> _The problem_:
Retype every line of the listing below without any changes.

## BEGIN

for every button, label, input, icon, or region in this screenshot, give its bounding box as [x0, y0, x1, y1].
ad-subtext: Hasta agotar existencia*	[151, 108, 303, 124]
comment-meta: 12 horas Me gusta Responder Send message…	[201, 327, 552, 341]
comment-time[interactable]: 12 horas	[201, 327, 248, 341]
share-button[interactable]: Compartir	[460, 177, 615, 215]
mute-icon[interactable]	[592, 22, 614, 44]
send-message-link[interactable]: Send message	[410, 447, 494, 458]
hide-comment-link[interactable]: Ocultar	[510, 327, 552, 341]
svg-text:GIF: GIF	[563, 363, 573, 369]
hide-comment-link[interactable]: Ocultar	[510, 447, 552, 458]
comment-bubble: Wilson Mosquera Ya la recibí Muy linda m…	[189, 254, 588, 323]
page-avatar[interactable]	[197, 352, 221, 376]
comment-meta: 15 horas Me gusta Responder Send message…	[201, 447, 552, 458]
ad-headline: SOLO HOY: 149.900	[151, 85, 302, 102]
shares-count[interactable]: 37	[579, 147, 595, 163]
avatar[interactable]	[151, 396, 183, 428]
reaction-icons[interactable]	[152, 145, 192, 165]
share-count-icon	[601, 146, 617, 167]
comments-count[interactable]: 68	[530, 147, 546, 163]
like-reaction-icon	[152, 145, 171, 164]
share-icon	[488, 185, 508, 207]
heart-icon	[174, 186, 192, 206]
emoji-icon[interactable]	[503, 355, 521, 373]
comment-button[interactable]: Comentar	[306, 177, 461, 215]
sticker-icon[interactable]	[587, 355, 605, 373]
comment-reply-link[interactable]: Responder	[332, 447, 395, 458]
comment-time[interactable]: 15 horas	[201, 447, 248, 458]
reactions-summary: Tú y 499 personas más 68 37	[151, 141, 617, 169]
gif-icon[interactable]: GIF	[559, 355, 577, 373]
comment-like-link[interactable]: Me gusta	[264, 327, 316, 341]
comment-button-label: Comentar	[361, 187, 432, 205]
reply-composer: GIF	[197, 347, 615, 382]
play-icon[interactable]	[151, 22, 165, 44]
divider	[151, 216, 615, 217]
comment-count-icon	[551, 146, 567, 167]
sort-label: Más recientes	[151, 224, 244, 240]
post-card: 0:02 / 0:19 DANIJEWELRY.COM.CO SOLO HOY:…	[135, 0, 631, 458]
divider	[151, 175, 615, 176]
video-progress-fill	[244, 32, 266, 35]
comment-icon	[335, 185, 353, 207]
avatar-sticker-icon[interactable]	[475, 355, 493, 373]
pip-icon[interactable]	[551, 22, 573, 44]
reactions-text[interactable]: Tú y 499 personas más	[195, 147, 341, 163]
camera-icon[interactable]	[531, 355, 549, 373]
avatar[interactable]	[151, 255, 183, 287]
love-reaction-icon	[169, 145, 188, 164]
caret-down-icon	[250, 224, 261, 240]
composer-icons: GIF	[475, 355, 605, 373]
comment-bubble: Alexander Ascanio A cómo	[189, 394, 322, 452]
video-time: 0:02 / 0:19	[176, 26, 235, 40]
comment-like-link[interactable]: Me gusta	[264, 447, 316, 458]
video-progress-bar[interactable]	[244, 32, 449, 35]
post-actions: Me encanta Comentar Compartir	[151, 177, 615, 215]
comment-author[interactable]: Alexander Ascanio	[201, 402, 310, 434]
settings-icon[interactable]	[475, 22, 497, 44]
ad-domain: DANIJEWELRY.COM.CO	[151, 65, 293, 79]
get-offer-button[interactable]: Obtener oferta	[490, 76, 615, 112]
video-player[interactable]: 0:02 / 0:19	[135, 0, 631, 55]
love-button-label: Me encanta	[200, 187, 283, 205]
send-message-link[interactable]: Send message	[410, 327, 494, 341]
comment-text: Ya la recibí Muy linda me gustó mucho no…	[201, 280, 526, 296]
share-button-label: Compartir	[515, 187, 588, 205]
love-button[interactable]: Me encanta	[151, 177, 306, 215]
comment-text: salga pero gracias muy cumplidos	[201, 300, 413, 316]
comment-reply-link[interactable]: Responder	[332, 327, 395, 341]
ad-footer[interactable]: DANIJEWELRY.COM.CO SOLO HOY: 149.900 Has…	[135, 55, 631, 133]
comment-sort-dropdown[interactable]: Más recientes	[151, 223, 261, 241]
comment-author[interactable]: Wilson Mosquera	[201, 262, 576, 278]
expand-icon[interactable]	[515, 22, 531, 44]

## END

> _Task output_:
for every button, label, input, icon, or region in this screenshot, give its bounding box as [x0, y0, x1, y1].
ad-subtext: Hasta agotar existencia*	[151, 108, 303, 124]
comment-meta: 12 horas Me gusta Responder Send message…	[201, 327, 552, 341]
comment-time[interactable]: 12 horas	[201, 327, 248, 341]
share-button[interactable]: Compartir	[460, 177, 615, 215]
mute-icon[interactable]	[592, 22, 614, 44]
send-message-link[interactable]: Send message	[410, 447, 494, 458]
hide-comment-link[interactable]: Ocultar	[510, 327, 552, 341]
svg-text:GIF: GIF	[563, 363, 573, 369]
hide-comment-link[interactable]: Ocultar	[510, 447, 552, 458]
comment-bubble: Wilson Mosquera Ya la recibí Muy linda m…	[189, 254, 588, 323]
page-avatar[interactable]	[197, 352, 221, 376]
comment-meta: 15 horas Me gusta Responder Send message…	[201, 447, 552, 458]
ad-headline: SOLO HOY: 149.900	[151, 85, 302, 102]
shares-count[interactable]: 37	[579, 147, 595, 163]
avatar[interactable]	[151, 396, 183, 428]
reaction-icons[interactable]	[152, 145, 192, 165]
share-count-icon	[601, 146, 617, 167]
comments-count[interactable]: 68	[530, 147, 546, 163]
like-reaction-icon	[152, 145, 171, 164]
share-icon	[488, 185, 508, 207]
heart-icon	[174, 186, 192, 206]
emoji-icon[interactable]	[503, 355, 521, 373]
comment-button[interactable]: Comentar	[306, 177, 461, 215]
sticker-icon[interactable]	[587, 355, 605, 373]
comment-reply-link[interactable]: Responder	[332, 447, 395, 458]
comment-time[interactable]: 15 horas	[201, 447, 248, 458]
reactions-summary: Tú y 499 personas más 68 37	[151, 141, 617, 169]
gif-icon[interactable]: GIF	[559, 355, 577, 373]
comment-like-link[interactable]: Me gusta	[264, 327, 316, 341]
comment-button-label: Comentar	[361, 187, 432, 205]
reply-composer: GIF	[197, 347, 615, 382]
play-icon[interactable]	[151, 22, 165, 44]
divider	[151, 216, 615, 217]
comment-count-icon	[551, 146, 567, 167]
sort-label: Más recientes	[151, 224, 244, 240]
post-card: 0:02 / 0:19 DANIJEWELRY.COM.CO SOLO HOY:…	[135, 0, 631, 458]
divider	[151, 175, 615, 176]
video-progress-fill	[244, 32, 266, 35]
comment-icon	[335, 185, 353, 207]
avatar-sticker-icon[interactable]	[475, 355, 493, 373]
pip-icon[interactable]	[551, 22, 573, 44]
reactions-text[interactable]: Tú y 499 personas más	[195, 147, 341, 163]
camera-icon[interactable]	[531, 355, 549, 373]
avatar[interactable]	[151, 255, 183, 287]
love-reaction-icon	[169, 145, 188, 164]
caret-down-icon	[250, 224, 261, 240]
composer-icons: GIF	[475, 355, 605, 373]
comment-bubble: Alexander Ascanio A cómo	[189, 394, 322, 452]
video-time: 0:02 / 0:19	[176, 26, 235, 40]
comment-like-link[interactable]: Me gusta	[264, 447, 316, 458]
video-progress-bar[interactable]	[244, 32, 449, 35]
post-actions: Me encanta Comentar Compartir	[151, 177, 615, 215]
comment-author[interactable]: Alexander Ascanio	[201, 402, 310, 434]
settings-icon[interactable]	[475, 22, 497, 44]
ad-domain: DANIJEWELRY.COM.CO	[151, 65, 293, 79]
get-offer-button[interactable]: Obtener oferta	[490, 76, 615, 112]
video-player[interactable]: 0:02 / 0:19	[135, 0, 631, 55]
love-button-label: Me encanta	[200, 187, 283, 205]
send-message-link[interactable]: Send message	[410, 327, 494, 341]
comment-text: Ya la recibí Muy linda me gustó mucho no…	[201, 280, 526, 296]
share-button-label: Compartir	[515, 187, 588, 205]
love-button[interactable]: Me encanta	[151, 177, 306, 215]
comment-text: salga pero gracias muy cumplidos	[201, 300, 413, 316]
comment-reply-link[interactable]: Responder	[332, 327, 395, 341]
ad-footer[interactable]: DANIJEWELRY.COM.CO SOLO HOY: 149.900 Has…	[135, 55, 631, 133]
comment-sort-dropdown[interactable]: Más recientes	[151, 223, 261, 241]
comment-author[interactable]: Wilson Mosquera	[201, 262, 576, 278]
expand-icon[interactable]	[515, 22, 531, 44]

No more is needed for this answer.